Find each line containing the string "stars". Copy it.

(Chart and figure data)
──────────

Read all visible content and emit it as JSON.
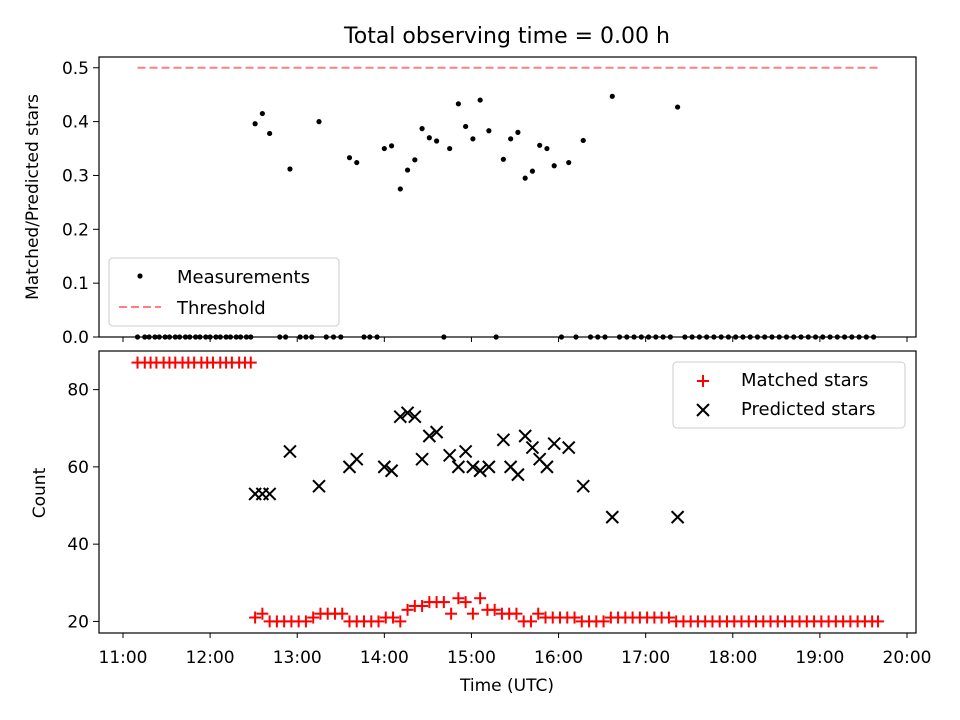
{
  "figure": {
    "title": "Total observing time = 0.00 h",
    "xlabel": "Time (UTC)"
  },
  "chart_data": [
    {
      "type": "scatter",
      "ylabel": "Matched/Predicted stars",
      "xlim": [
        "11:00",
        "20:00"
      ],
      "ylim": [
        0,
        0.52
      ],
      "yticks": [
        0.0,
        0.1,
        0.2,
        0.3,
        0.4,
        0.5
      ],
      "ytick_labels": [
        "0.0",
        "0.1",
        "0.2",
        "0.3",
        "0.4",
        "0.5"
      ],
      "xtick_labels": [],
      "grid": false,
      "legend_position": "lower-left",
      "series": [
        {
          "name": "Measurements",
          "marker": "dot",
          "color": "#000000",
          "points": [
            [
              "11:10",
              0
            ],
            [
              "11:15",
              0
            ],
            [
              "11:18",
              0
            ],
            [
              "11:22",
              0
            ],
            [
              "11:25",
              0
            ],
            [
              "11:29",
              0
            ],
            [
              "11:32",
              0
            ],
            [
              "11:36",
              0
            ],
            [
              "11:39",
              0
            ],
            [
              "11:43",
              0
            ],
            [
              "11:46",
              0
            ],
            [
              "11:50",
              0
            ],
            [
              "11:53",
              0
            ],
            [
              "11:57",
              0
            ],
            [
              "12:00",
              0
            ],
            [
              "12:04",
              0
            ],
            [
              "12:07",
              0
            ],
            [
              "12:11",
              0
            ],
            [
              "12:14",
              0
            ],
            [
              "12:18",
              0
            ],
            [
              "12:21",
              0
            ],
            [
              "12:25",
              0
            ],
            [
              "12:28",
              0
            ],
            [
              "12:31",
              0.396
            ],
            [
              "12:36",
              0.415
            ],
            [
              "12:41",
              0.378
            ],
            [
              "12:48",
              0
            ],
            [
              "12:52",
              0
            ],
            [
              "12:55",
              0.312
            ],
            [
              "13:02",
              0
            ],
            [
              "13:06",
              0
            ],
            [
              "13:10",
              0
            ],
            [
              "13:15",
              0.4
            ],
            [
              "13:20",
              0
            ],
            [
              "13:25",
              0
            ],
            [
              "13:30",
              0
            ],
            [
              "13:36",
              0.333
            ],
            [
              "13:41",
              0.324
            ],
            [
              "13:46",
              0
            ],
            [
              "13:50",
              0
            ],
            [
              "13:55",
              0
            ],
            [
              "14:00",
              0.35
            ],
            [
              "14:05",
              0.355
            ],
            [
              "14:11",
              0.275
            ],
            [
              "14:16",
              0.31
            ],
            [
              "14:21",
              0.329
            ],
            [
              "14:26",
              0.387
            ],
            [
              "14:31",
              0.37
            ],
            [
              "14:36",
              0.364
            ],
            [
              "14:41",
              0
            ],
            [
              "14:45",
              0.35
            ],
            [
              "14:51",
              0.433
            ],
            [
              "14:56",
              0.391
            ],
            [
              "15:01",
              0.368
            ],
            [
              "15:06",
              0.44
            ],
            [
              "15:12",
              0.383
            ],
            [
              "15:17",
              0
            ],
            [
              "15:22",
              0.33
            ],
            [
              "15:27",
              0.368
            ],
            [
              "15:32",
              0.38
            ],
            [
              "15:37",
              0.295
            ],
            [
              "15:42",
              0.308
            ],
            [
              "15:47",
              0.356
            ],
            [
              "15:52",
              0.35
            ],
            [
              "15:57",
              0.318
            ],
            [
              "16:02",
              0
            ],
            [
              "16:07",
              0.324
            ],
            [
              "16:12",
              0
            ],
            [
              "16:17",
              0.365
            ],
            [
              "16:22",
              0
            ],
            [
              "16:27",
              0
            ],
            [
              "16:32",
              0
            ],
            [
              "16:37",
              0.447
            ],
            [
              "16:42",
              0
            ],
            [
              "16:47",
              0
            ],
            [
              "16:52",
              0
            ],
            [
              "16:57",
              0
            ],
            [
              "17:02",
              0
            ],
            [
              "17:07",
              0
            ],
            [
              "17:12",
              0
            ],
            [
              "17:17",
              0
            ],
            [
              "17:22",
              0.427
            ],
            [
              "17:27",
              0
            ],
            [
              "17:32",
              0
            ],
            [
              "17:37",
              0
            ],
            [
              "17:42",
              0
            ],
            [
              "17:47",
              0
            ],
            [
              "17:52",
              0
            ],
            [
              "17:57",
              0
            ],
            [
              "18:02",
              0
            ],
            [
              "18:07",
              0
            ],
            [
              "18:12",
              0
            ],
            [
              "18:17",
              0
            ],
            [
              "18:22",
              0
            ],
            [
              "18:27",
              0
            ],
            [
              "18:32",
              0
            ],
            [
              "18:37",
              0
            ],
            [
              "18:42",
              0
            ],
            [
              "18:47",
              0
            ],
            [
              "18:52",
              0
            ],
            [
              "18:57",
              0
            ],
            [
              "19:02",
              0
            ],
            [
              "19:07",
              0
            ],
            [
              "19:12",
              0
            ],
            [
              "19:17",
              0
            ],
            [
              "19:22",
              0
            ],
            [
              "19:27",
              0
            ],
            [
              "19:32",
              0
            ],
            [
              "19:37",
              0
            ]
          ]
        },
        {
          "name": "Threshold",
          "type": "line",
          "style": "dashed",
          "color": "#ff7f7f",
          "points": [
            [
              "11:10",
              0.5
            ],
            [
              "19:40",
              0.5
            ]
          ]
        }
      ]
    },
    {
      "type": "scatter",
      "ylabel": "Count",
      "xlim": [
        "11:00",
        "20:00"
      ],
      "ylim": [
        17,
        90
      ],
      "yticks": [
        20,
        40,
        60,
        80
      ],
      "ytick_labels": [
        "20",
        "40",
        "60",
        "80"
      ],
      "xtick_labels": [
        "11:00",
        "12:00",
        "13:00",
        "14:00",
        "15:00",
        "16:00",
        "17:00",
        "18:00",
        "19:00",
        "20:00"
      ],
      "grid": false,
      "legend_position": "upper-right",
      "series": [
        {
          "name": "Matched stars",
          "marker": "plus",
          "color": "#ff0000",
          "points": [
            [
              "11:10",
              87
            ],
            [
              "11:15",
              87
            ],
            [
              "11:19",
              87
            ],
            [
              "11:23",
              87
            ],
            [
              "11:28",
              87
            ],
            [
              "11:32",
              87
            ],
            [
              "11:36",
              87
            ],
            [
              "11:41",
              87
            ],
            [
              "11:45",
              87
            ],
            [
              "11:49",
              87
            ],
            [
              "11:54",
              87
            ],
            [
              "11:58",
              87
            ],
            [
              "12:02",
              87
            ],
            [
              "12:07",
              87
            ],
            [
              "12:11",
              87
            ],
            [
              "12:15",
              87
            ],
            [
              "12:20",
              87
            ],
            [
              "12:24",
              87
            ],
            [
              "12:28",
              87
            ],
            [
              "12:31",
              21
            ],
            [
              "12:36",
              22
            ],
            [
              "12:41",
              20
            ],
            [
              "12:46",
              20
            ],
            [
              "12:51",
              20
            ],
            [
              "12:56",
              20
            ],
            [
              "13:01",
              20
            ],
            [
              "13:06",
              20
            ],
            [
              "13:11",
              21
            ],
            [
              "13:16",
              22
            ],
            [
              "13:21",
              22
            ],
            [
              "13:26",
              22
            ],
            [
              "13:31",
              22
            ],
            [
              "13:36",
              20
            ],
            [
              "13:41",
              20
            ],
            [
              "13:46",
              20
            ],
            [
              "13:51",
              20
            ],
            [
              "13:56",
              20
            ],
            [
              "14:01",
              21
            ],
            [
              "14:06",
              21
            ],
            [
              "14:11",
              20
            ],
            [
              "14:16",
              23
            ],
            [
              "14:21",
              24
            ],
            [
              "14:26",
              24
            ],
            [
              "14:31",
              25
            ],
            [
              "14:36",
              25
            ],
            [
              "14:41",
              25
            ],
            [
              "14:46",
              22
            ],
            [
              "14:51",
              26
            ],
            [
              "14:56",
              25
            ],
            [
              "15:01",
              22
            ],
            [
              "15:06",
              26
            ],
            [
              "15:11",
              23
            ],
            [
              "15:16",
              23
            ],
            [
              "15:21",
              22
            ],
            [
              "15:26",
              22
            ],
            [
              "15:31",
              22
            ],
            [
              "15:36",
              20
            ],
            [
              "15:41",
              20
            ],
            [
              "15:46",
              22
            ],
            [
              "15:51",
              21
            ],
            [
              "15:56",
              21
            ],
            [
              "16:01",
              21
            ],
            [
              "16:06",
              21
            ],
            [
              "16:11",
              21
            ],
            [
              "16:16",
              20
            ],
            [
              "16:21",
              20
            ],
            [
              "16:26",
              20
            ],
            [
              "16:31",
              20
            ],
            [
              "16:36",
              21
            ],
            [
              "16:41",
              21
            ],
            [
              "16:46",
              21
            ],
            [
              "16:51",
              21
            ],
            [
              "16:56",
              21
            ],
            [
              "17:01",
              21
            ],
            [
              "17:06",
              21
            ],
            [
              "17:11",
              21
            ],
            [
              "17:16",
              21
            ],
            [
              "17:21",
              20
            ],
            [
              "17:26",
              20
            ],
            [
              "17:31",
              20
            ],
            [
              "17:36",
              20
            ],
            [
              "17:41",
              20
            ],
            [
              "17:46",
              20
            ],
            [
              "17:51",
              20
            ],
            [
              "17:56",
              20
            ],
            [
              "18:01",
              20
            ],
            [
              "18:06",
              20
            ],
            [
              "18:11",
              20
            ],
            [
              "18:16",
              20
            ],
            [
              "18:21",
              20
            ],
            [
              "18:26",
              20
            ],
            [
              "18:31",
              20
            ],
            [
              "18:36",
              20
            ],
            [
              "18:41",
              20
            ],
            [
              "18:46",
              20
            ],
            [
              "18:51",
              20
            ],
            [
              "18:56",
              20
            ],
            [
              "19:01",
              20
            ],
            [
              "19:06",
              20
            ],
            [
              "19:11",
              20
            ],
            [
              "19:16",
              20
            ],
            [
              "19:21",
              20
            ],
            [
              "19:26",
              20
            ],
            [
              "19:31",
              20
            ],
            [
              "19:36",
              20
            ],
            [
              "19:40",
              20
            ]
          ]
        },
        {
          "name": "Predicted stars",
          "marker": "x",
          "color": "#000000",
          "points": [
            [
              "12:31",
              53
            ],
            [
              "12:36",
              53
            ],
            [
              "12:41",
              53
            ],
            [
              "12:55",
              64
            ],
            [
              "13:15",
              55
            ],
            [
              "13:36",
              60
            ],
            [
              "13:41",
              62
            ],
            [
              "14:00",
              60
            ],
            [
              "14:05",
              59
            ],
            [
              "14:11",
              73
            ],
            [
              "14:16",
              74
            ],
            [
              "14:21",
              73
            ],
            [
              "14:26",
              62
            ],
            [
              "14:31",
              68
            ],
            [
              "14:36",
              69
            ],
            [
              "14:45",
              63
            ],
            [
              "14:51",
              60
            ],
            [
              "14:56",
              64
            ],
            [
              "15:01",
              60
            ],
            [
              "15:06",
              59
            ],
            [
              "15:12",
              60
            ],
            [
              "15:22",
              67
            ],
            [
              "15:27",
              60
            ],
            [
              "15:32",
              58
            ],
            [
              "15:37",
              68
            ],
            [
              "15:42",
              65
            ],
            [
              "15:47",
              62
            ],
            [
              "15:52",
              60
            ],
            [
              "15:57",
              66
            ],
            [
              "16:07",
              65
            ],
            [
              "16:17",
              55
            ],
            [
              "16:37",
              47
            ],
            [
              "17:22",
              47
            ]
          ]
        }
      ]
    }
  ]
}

──────────

• _WRITTEN SOLUTION_
      "ylabel": "Matched/Predicted stars",
          "name": "Matched stars",
          "name": "Predicted stars",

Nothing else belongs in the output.